- _Stated goal_: All the data below goes into the copy word for word, but the pictures don't.

- _Material for this exercise_:

--- Begin ---

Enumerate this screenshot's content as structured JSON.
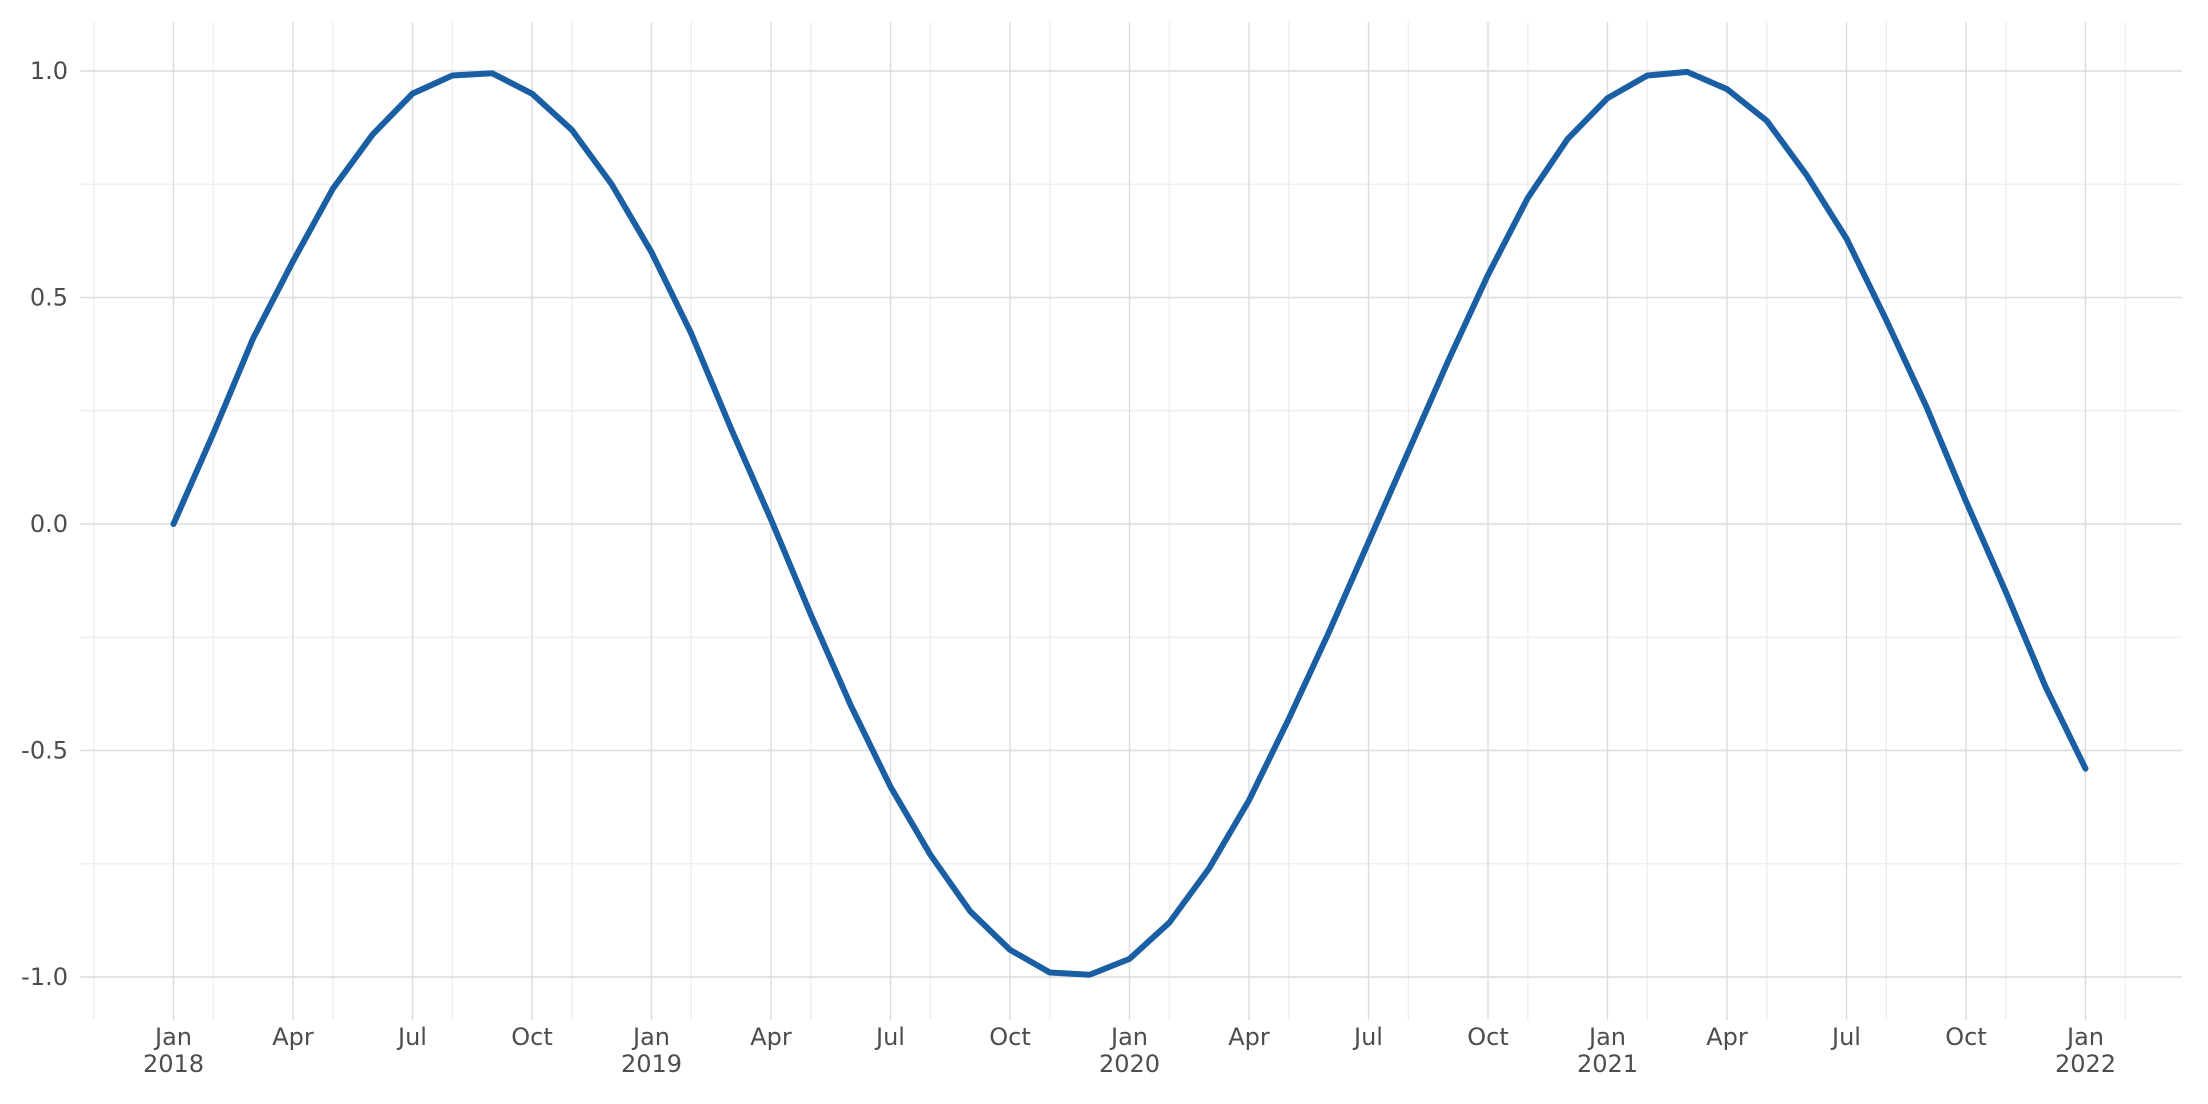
{
  "chart_data": {
    "type": "line",
    "title": "",
    "xlabel": "",
    "ylabel": "",
    "grid": true,
    "legend": "none",
    "line_color": "#1a5fa3",
    "ylim": [
      -1.0,
      1.0
    ],
    "xlim": [
      "2017-10",
      "2022-04"
    ],
    "y_ticks": [
      {
        "value": 1.0,
        "label": "1.0"
      },
      {
        "value": 0.5,
        "label": "0.5"
      },
      {
        "value": 0.0,
        "label": "0.0"
      },
      {
        "value": -0.5,
        "label": "-0.5"
      },
      {
        "value": -1.0,
        "label": "-1.0"
      }
    ],
    "y_minor_ticks": [
      0.75,
      0.25,
      -0.25,
      -0.75
    ],
    "x_ticks": [
      {
        "date": "2018-01",
        "label": "Jan",
        "sublabel": "2018"
      },
      {
        "date": "2018-04",
        "label": "Apr",
        "sublabel": ""
      },
      {
        "date": "2018-07",
        "label": "Jul",
        "sublabel": ""
      },
      {
        "date": "2018-10",
        "label": "Oct",
        "sublabel": ""
      },
      {
        "date": "2019-01",
        "label": "Jan",
        "sublabel": "2019"
      },
      {
        "date": "2019-04",
        "label": "Apr",
        "sublabel": ""
      },
      {
        "date": "2019-07",
        "label": "Jul",
        "sublabel": ""
      },
      {
        "date": "2019-10",
        "label": "Oct",
        "sublabel": ""
      },
      {
        "date": "2020-01",
        "label": "Jan",
        "sublabel": "2020"
      },
      {
        "date": "2020-04",
        "label": "Apr",
        "sublabel": ""
      },
      {
        "date": "2020-07",
        "label": "Jul",
        "sublabel": ""
      },
      {
        "date": "2020-10",
        "label": "Oct",
        "sublabel": ""
      },
      {
        "date": "2021-01",
        "label": "Jan",
        "sublabel": "2021"
      },
      {
        "date": "2021-04",
        "label": "Apr",
        "sublabel": ""
      },
      {
        "date": "2021-07",
        "label": "Jul",
        "sublabel": ""
      },
      {
        "date": "2021-10",
        "label": "Oct",
        "sublabel": ""
      },
      {
        "date": "2022-01",
        "label": "Jan",
        "sublabel": "2022"
      }
    ],
    "x_minor_ticks": [
      "2017-11",
      "2018-02",
      "2018-05",
      "2018-08",
      "2018-11",
      "2019-02",
      "2019-05",
      "2019-08",
      "2019-11",
      "2020-02",
      "2020-05",
      "2020-08",
      "2020-11",
      "2021-02",
      "2021-05",
      "2021-08",
      "2021-11",
      "2022-02"
    ],
    "series": [
      {
        "x": [
          "2018-01",
          "2018-02",
          "2018-03",
          "2018-04",
          "2018-05",
          "2018-06",
          "2018-07",
          "2018-08",
          "2018-09",
          "2018-10",
          "2018-11",
          "2018-12",
          "2019-01",
          "2019-02",
          "2019-03",
          "2019-04",
          "2019-05",
          "2019-06",
          "2019-07",
          "2019-08",
          "2019-09",
          "2019-10",
          "2019-11",
          "2019-12",
          "2020-01",
          "2020-02",
          "2020-03",
          "2020-04",
          "2020-05",
          "2020-06",
          "2020-07",
          "2020-08",
          "2020-09",
          "2020-10",
          "2020-11",
          "2020-12",
          "2021-01",
          "2021-02",
          "2021-03",
          "2021-04",
          "2021-05",
          "2021-06",
          "2021-07",
          "2021-08",
          "2021-09",
          "2021-10",
          "2021-11",
          "2021-12",
          "2022-01"
        ],
        "values": [
          0.0,
          0.2,
          0.41,
          0.58,
          0.74,
          0.86,
          0.95,
          0.99,
          0.995,
          0.95,
          0.87,
          0.75,
          0.6,
          0.42,
          0.21,
          0.01,
          -0.2,
          -0.4,
          -0.58,
          -0.73,
          -0.855,
          -0.94,
          -0.99,
          -0.995,
          -0.96,
          -0.88,
          -0.76,
          -0.61,
          -0.43,
          -0.24,
          -0.04,
          0.16,
          0.36,
          0.55,
          0.72,
          0.85,
          0.94,
          0.99,
          0.998,
          0.96,
          0.89,
          0.77,
          0.63,
          0.45,
          0.26,
          0.05,
          -0.15,
          -0.36,
          -0.54
        ]
      }
    ]
  }
}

--- End ---

- _Written solution_:
Enumerate this screenshot's content as structured JSON.
{
  "chart_data": {
    "type": "line",
    "title": "",
    "xlabel": "",
    "ylabel": "",
    "grid": true,
    "legend": "none",
    "line_color": "#1a5fa3",
    "ylim": [
      -1.0,
      1.0
    ],
    "xlim": [
      "2017-10",
      "2022-04"
    ],
    "y_ticks": [
      {
        "value": 1.0,
        "label": "1.0"
      },
      {
        "value": 0.5,
        "label": "0.5"
      },
      {
        "value": 0.0,
        "label": "0.0"
      },
      {
        "value": -0.5,
        "label": "-0.5"
      },
      {
        "value": -1.0,
        "label": "-1.0"
      }
    ],
    "y_minor_ticks": [
      0.75,
      0.25,
      -0.25,
      -0.75
    ],
    "x_ticks": [
      {
        "date": "2018-01",
        "label": "Jan",
        "sublabel": "2018"
      },
      {
        "date": "2018-04",
        "label": "Apr",
        "sublabel": ""
      },
      {
        "date": "2018-07",
        "label": "Jul",
        "sublabel": ""
      },
      {
        "date": "2018-10",
        "label": "Oct",
        "sublabel": ""
      },
      {
        "date": "2019-01",
        "label": "Jan",
        "sublabel": "2019"
      },
      {
        "date": "2019-04",
        "label": "Apr",
        "sublabel": ""
      },
      {
        "date": "2019-07",
        "label": "Jul",
        "sublabel": ""
      },
      {
        "date": "2019-10",
        "label": "Oct",
        "sublabel": ""
      },
      {
        "date": "2020-01",
        "label": "Jan",
        "sublabel": "2020"
      },
      {
        "date": "2020-04",
        "label": "Apr",
        "sublabel": ""
      },
      {
        "date": "2020-07",
        "label": "Jul",
        "sublabel": ""
      },
      {
        "date": "2020-10",
        "label": "Oct",
        "sublabel": ""
      },
      {
        "date": "2021-01",
        "label": "Jan",
        "sublabel": "2021"
      },
      {
        "date": "2021-04",
        "label": "Apr",
        "sublabel": ""
      },
      {
        "date": "2021-07",
        "label": "Jul",
        "sublabel": ""
      },
      {
        "date": "2021-10",
        "label": "Oct",
        "sublabel": ""
      },
      {
        "date": "2022-01",
        "label": "Jan",
        "sublabel": "2022"
      }
    ],
    "x_minor_ticks": [
      "2017-11",
      "2018-02",
      "2018-05",
      "2018-08",
      "2018-11",
      "2019-02",
      "2019-05",
      "2019-08",
      "2019-11",
      "2020-02",
      "2020-05",
      "2020-08",
      "2020-11",
      "2021-02",
      "2021-05",
      "2021-08",
      "2021-11",
      "2022-02"
    ],
    "series": [
      {
        "x": [
          "2018-01",
          "2018-02",
          "2018-03",
          "2018-04",
          "2018-05",
          "2018-06",
          "2018-07",
          "2018-08",
          "2018-09",
          "2018-10",
          "2018-11",
          "2018-12",
          "2019-01",
          "2019-02",
          "2019-03",
          "2019-04",
          "2019-05",
          "2019-06",
          "2019-07",
          "2019-08",
          "2019-09",
          "2019-10",
          "2019-11",
          "2019-12",
          "2020-01",
          "2020-02",
          "2020-03",
          "2020-04",
          "2020-05",
          "2020-06",
          "2020-07",
          "2020-08",
          "2020-09",
          "2020-10",
          "2020-11",
          "2020-12",
          "2021-01",
          "2021-02",
          "2021-03",
          "2021-04",
          "2021-05",
          "2021-06",
          "2021-07",
          "2021-08",
          "2021-09",
          "2021-10",
          "2021-11",
          "2021-12",
          "2022-01"
        ],
        "values": [
          0.0,
          0.2,
          0.41,
          0.58,
          0.74,
          0.86,
          0.95,
          0.99,
          0.995,
          0.95,
          0.87,
          0.75,
          0.6,
          0.42,
          0.21,
          0.01,
          -0.2,
          -0.4,
          -0.58,
          -0.73,
          -0.855,
          -0.94,
          -0.99,
          -0.995,
          -0.96,
          -0.88,
          -0.76,
          -0.61,
          -0.43,
          -0.24,
          -0.04,
          0.16,
          0.36,
          0.55,
          0.72,
          0.85,
          0.94,
          0.99,
          0.998,
          0.96,
          0.89,
          0.77,
          0.63,
          0.45,
          0.26,
          0.05,
          -0.15,
          -0.36,
          -0.54
        ]
      }
    ]
  }
}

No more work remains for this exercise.